[Stored dataset rows]
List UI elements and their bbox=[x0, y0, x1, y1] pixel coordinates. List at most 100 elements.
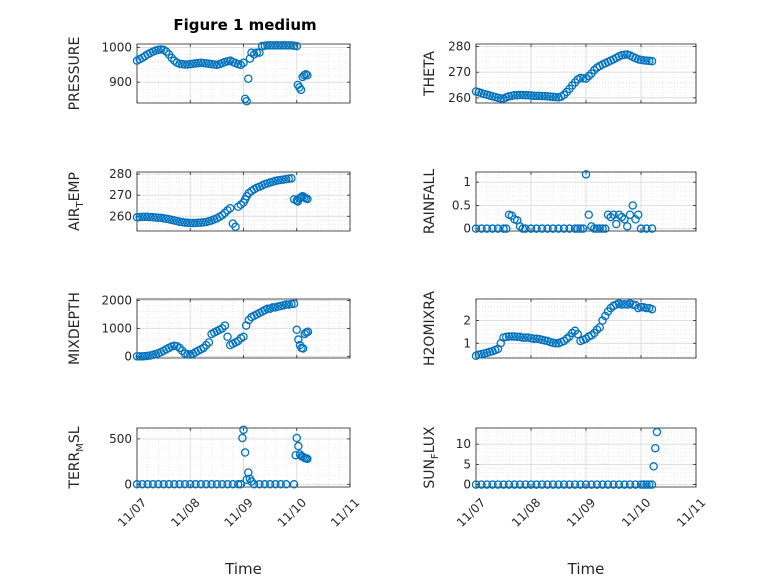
data-point bbox=[570, 224, 580, 233]
y-axis-label: TERRMSL bbox=[67, 426, 86, 489]
data-point bbox=[518, 224, 528, 233]
data-point bbox=[180, 60, 190, 69]
data-point bbox=[260, 480, 270, 489]
data-point bbox=[233, 202, 243, 212]
y-axis-label: H2OMIXRA bbox=[422, 291, 438, 366]
data-point bbox=[510, 480, 519, 489]
data-point bbox=[294, 335, 303, 344]
data-point bbox=[636, 480, 646, 489]
data-point bbox=[132, 480, 142, 489]
data-point bbox=[263, 41, 272, 50]
data-point bbox=[239, 425, 248, 435]
data-point bbox=[135, 352, 144, 361]
data-point bbox=[488, 480, 497, 489]
data-point bbox=[477, 224, 486, 233]
data-point bbox=[271, 480, 280, 489]
data-point bbox=[521, 333, 530, 342]
data-point bbox=[281, 41, 291, 50]
data-point bbox=[584, 71, 594, 81]
data-point bbox=[501, 224, 511, 233]
axes-rainfall: 0 0.5 1 RAINFALL bbox=[422, 169, 697, 236]
data-point bbox=[488, 224, 497, 233]
data-point bbox=[284, 41, 294, 50]
data-point bbox=[217, 480, 227, 489]
data-point bbox=[289, 299, 299, 309]
data-point bbox=[220, 208, 230, 218]
data-point bbox=[220, 321, 230, 330]
data-point bbox=[592, 325, 602, 334]
data-point bbox=[175, 343, 184, 353]
data-point bbox=[292, 41, 301, 51]
y-tick-label: 1 bbox=[463, 336, 471, 350]
data-point bbox=[529, 91, 539, 101]
data-point bbox=[595, 224, 605, 233]
data-point bbox=[568, 328, 577, 338]
y-tick-label: 280 bbox=[448, 40, 471, 54]
data-point bbox=[138, 480, 147, 489]
data-point bbox=[612, 219, 621, 229]
data-point bbox=[217, 324, 227, 333]
data-point bbox=[587, 331, 596, 340]
data-point bbox=[620, 480, 629, 489]
data-point bbox=[598, 316, 607, 325]
data-point bbox=[276, 480, 286, 489]
data-point bbox=[236, 60, 246, 70]
data-point bbox=[642, 224, 651, 233]
data-point bbox=[642, 480, 651, 489]
data-point bbox=[193, 218, 203, 228]
data-point bbox=[609, 480, 618, 489]
data-point bbox=[617, 212, 627, 222]
y-tick-label: 280 bbox=[109, 167, 132, 181]
data-point bbox=[132, 352, 142, 361]
data-point bbox=[601, 311, 610, 321]
data-point bbox=[162, 47, 171, 56]
y-tick-label: 260 bbox=[448, 91, 471, 105]
data-point bbox=[199, 343, 208, 353]
y-tick-label: 270 bbox=[109, 188, 132, 202]
data-point bbox=[532, 224, 541, 233]
data-point bbox=[649, 462, 658, 471]
data-point bbox=[532, 480, 541, 489]
data-point bbox=[625, 480, 635, 489]
data-point bbox=[252, 48, 262, 57]
data-point bbox=[590, 65, 599, 75]
data-point bbox=[559, 90, 569, 100]
data-point bbox=[576, 224, 585, 233]
data-point bbox=[154, 480, 163, 489]
y-axis-label: THETA bbox=[422, 51, 438, 97]
data-point bbox=[493, 480, 503, 489]
data-point bbox=[645, 480, 654, 489]
y-tick-label: 0 bbox=[463, 222, 471, 236]
data-point bbox=[554, 224, 563, 233]
y-tick-label: 1000 bbox=[101, 40, 132, 54]
data-point bbox=[255, 480, 264, 489]
data-point bbox=[614, 210, 624, 219]
data-point bbox=[244, 74, 253, 83]
data-point bbox=[526, 480, 536, 489]
data-point bbox=[301, 69, 311, 79]
data-point bbox=[225, 203, 235, 213]
x-axis-label: Time bbox=[224, 560, 262, 578]
data-point bbox=[271, 41, 280, 50]
data-point bbox=[598, 224, 607, 233]
data-point bbox=[303, 70, 312, 80]
data-point bbox=[559, 224, 569, 233]
data-point bbox=[634, 210, 643, 219]
data-point bbox=[562, 334, 572, 343]
data-point bbox=[515, 90, 525, 100]
data-point bbox=[579, 224, 588, 233]
data-point bbox=[236, 480, 246, 489]
data-point bbox=[551, 92, 561, 102]
data-point bbox=[242, 97, 251, 106]
data-point bbox=[496, 94, 505, 103]
data-point bbox=[233, 336, 243, 346]
data-point bbox=[477, 480, 486, 489]
data-point bbox=[521, 224, 530, 233]
data-point bbox=[249, 480, 259, 489]
data-point bbox=[645, 56, 654, 66]
data-point bbox=[185, 480, 195, 489]
data-point bbox=[642, 303, 651, 313]
data-point bbox=[526, 224, 536, 233]
data-point bbox=[636, 224, 646, 233]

YOUR INSTRUCTIONS:
Reproduce every row above line for line, without changing anything, and omit the pictures.

EXERCISE OUTPUT:
List UI elements and their bbox=[x0, y0, x1, y1] pixel coordinates. List at most 100 elements.
data-point bbox=[570, 224, 580, 233]
y-axis-label: TERRMSL bbox=[67, 426, 86, 489]
data-point bbox=[518, 224, 528, 233]
data-point bbox=[180, 60, 190, 69]
data-point bbox=[260, 480, 270, 489]
data-point bbox=[233, 202, 243, 212]
y-axis-label: H2OMIXRA bbox=[422, 291, 438, 366]
data-point bbox=[510, 480, 519, 489]
data-point bbox=[294, 335, 303, 344]
data-point bbox=[636, 480, 646, 489]
data-point bbox=[132, 480, 142, 489]
data-point bbox=[263, 41, 272, 50]
data-point bbox=[239, 425, 248, 435]
data-point bbox=[135, 352, 144, 361]
data-point bbox=[488, 480, 497, 489]
data-point bbox=[477, 224, 486, 233]
data-point bbox=[271, 480, 280, 489]
data-point bbox=[521, 333, 530, 342]
data-point bbox=[281, 41, 291, 50]
data-point bbox=[584, 71, 594, 81]
data-point bbox=[501, 224, 511, 233]
axes-rainfall: 0 0.5 1 RAINFALL bbox=[422, 169, 697, 236]
data-point bbox=[488, 224, 497, 233]
data-point bbox=[284, 41, 294, 50]
data-point bbox=[217, 480, 227, 489]
data-point bbox=[289, 299, 299, 309]
data-point bbox=[220, 208, 230, 218]
data-point bbox=[220, 321, 230, 330]
data-point bbox=[592, 325, 602, 334]
data-point bbox=[175, 343, 184, 353]
data-point bbox=[292, 41, 301, 51]
y-tick-label: 1 bbox=[463, 336, 471, 350]
data-point bbox=[529, 91, 539, 101]
data-point bbox=[595, 224, 605, 233]
data-point bbox=[568, 328, 577, 338]
y-tick-label: 280 bbox=[448, 40, 471, 54]
data-point bbox=[138, 480, 147, 489]
data-point bbox=[612, 219, 621, 229]
data-point bbox=[217, 324, 227, 333]
data-point bbox=[587, 331, 596, 340]
data-point bbox=[620, 480, 629, 489]
data-point bbox=[598, 316, 607, 325]
data-point bbox=[276, 480, 286, 489]
data-point bbox=[236, 60, 246, 70]
data-point bbox=[642, 224, 651, 233]
data-point bbox=[642, 480, 651, 489]
data-point bbox=[193, 218, 203, 228]
data-point bbox=[609, 480, 618, 489]
data-point bbox=[617, 212, 627, 222]
y-tick-label: 280 bbox=[109, 167, 132, 181]
data-point bbox=[132, 352, 142, 361]
data-point bbox=[601, 311, 610, 321]
data-point bbox=[162, 47, 171, 56]
y-tick-label: 260 bbox=[448, 91, 471, 105]
data-point bbox=[199, 343, 208, 353]
y-tick-label: 270 bbox=[109, 188, 132, 202]
data-point bbox=[532, 224, 541, 233]
data-point bbox=[649, 462, 658, 471]
data-point bbox=[532, 480, 541, 489]
data-point bbox=[625, 480, 635, 489]
data-point bbox=[252, 48, 262, 57]
data-point bbox=[590, 65, 599, 75]
data-point bbox=[559, 90, 569, 100]
data-point bbox=[576, 224, 585, 233]
data-point bbox=[154, 480, 163, 489]
y-axis-label: THETA bbox=[422, 51, 438, 97]
data-point bbox=[493, 480, 503, 489]
data-point bbox=[645, 480, 654, 489]
y-tick-label: 0 bbox=[463, 222, 471, 236]
data-point bbox=[554, 224, 563, 233]
y-tick-label: 1000 bbox=[101, 40, 132, 54]
data-point bbox=[255, 480, 264, 489]
data-point bbox=[614, 210, 624, 219]
data-point bbox=[244, 74, 253, 83]
data-point bbox=[526, 480, 536, 489]
data-point bbox=[301, 69, 311, 79]
data-point bbox=[225, 203, 235, 213]
x-axis-label: Time bbox=[224, 560, 262, 578]
data-point bbox=[271, 41, 280, 50]
data-point bbox=[598, 224, 607, 233]
data-point bbox=[303, 70, 312, 80]
data-point bbox=[559, 224, 569, 233]
data-point bbox=[634, 210, 643, 219]
data-point bbox=[562, 334, 572, 343]
data-point bbox=[515, 90, 525, 100]
data-point bbox=[579, 224, 588, 233]
data-point bbox=[236, 480, 246, 489]
data-point bbox=[551, 92, 561, 102]
data-point bbox=[242, 97, 251, 106]
data-point bbox=[496, 94, 505, 103]
data-point bbox=[233, 336, 243, 346]
data-point bbox=[477, 480, 486, 489]
data-point bbox=[521, 224, 530, 233]
data-point bbox=[249, 480, 259, 489]
data-point bbox=[645, 56, 654, 66]
data-point bbox=[185, 480, 195, 489]
data-point bbox=[642, 303, 651, 313]
data-point bbox=[526, 224, 536, 233]
data-point bbox=[636, 224, 646, 233]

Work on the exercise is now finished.